Exercise data:
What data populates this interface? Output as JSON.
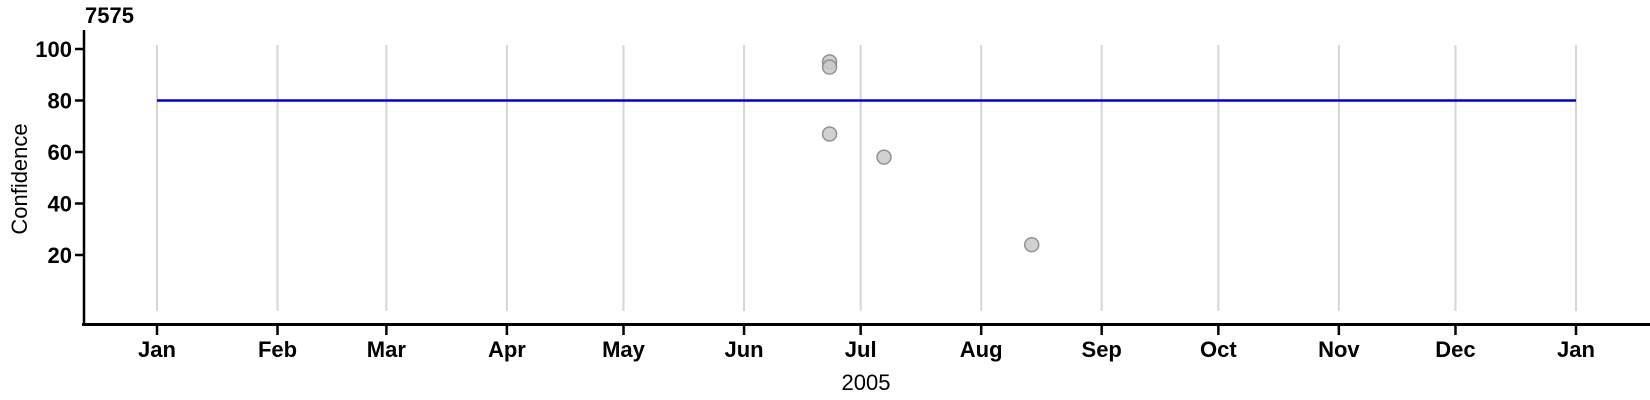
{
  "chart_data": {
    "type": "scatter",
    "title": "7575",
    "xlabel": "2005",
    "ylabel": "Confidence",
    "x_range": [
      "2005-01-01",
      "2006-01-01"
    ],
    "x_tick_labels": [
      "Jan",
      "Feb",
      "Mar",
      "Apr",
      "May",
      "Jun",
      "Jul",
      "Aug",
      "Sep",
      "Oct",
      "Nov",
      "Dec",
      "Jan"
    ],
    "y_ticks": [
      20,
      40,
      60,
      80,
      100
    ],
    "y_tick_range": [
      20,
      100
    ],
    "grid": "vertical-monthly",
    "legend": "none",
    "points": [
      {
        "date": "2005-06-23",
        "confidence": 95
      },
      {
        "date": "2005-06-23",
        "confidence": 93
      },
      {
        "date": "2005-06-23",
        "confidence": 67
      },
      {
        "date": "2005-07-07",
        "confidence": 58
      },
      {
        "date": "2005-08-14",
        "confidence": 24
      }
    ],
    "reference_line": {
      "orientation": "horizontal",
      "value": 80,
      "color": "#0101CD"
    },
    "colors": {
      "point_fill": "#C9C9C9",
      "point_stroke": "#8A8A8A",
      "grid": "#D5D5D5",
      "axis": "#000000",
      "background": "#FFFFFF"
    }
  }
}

Task directions:
Omit every image. Quote each record exactly.

Solved problem:
What data populates this interface? Output as JSON.
{
  "chart_data": {
    "type": "scatter",
    "title": "7575",
    "xlabel": "2005",
    "ylabel": "Confidence",
    "x_range": [
      "2005-01-01",
      "2006-01-01"
    ],
    "x_tick_labels": [
      "Jan",
      "Feb",
      "Mar",
      "Apr",
      "May",
      "Jun",
      "Jul",
      "Aug",
      "Sep",
      "Oct",
      "Nov",
      "Dec",
      "Jan"
    ],
    "y_ticks": [
      20,
      40,
      60,
      80,
      100
    ],
    "y_tick_range": [
      20,
      100
    ],
    "grid": "vertical-monthly",
    "legend": "none",
    "points": [
      {
        "date": "2005-06-23",
        "confidence": 95
      },
      {
        "date": "2005-06-23",
        "confidence": 93
      },
      {
        "date": "2005-06-23",
        "confidence": 67
      },
      {
        "date": "2005-07-07",
        "confidence": 58
      },
      {
        "date": "2005-08-14",
        "confidence": 24
      }
    ],
    "reference_line": {
      "orientation": "horizontal",
      "value": 80,
      "color": "#0101CD"
    },
    "colors": {
      "point_fill": "#C9C9C9",
      "point_stroke": "#8A8A8A",
      "grid": "#D5D5D5",
      "axis": "#000000",
      "background": "#FFFFFF"
    }
  }
}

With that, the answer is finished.